(Stored data)
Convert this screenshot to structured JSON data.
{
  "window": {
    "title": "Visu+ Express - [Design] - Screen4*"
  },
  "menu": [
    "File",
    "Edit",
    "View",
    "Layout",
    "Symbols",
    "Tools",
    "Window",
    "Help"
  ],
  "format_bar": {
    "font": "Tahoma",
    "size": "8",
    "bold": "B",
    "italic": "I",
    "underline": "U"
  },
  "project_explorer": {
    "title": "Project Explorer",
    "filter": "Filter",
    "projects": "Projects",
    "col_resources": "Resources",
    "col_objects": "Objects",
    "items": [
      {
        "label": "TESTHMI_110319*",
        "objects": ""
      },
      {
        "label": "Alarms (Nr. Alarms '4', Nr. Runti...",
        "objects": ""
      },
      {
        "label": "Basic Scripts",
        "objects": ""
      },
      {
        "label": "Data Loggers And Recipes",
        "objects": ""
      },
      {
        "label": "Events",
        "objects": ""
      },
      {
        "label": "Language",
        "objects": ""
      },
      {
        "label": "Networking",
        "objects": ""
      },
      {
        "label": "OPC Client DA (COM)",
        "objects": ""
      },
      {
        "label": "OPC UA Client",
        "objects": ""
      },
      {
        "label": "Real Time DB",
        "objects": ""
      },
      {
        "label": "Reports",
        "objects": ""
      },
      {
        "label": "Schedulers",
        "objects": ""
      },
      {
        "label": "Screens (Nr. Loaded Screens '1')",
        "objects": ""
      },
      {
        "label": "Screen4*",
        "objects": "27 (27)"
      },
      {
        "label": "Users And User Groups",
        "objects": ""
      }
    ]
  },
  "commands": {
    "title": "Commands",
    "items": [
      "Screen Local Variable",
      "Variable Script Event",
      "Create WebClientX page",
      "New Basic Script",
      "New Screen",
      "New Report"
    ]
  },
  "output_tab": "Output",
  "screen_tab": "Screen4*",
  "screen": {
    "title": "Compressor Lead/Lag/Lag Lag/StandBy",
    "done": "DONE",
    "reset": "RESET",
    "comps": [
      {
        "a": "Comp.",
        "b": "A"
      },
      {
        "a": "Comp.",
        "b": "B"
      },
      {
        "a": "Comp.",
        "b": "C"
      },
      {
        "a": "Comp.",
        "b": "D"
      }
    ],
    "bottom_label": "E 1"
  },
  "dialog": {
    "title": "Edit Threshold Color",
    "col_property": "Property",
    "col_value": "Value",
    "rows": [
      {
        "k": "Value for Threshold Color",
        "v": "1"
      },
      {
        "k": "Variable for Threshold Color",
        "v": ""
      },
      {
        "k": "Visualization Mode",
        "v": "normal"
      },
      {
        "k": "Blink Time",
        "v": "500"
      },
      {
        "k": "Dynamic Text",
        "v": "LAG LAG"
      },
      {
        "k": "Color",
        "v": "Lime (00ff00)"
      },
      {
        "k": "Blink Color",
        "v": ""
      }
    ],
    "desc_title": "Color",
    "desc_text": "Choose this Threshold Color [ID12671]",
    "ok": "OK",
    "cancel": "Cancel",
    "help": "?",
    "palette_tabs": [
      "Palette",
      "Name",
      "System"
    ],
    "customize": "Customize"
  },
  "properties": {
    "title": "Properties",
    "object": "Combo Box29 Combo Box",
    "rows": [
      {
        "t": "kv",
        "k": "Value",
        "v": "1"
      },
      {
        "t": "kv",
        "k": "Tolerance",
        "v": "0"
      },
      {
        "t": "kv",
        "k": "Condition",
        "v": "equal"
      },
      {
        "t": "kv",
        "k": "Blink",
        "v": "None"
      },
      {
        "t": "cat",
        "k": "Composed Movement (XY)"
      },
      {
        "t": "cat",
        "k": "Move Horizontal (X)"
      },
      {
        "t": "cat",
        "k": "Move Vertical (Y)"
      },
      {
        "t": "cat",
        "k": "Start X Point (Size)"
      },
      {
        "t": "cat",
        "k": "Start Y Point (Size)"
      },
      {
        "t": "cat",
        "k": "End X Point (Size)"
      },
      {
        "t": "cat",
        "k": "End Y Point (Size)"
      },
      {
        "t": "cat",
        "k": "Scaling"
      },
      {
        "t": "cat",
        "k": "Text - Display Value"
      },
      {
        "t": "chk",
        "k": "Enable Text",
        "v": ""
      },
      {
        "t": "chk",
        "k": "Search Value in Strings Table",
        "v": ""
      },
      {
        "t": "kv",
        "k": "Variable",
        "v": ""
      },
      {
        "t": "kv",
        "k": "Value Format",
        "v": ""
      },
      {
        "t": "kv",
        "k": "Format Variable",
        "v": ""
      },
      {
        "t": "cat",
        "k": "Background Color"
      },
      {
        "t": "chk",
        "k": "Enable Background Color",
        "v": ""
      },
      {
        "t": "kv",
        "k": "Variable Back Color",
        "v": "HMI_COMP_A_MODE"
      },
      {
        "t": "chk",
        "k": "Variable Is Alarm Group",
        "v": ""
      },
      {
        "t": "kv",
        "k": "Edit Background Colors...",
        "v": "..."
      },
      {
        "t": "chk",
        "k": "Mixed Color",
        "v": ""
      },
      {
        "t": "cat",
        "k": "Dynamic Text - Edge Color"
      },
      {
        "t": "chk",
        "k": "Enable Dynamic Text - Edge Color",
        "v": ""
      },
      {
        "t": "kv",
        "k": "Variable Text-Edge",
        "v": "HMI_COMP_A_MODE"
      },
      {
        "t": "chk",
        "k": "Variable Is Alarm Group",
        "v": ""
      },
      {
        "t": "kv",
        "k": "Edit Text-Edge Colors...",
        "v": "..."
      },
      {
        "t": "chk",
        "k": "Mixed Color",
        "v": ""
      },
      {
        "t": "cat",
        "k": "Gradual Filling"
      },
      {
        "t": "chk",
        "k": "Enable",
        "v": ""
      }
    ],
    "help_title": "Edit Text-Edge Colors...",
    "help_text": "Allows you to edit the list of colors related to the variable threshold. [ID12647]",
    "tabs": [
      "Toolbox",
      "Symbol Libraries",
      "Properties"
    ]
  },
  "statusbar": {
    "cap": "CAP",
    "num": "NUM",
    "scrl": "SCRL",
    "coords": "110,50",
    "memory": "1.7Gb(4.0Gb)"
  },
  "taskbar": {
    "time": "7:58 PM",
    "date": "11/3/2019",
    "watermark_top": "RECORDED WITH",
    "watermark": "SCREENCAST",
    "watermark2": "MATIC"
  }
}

→ What you should do
Show each line holding the word "Basic".

→ Exercise solution
        "label": "Basic Scripts",
      "New Basic Script",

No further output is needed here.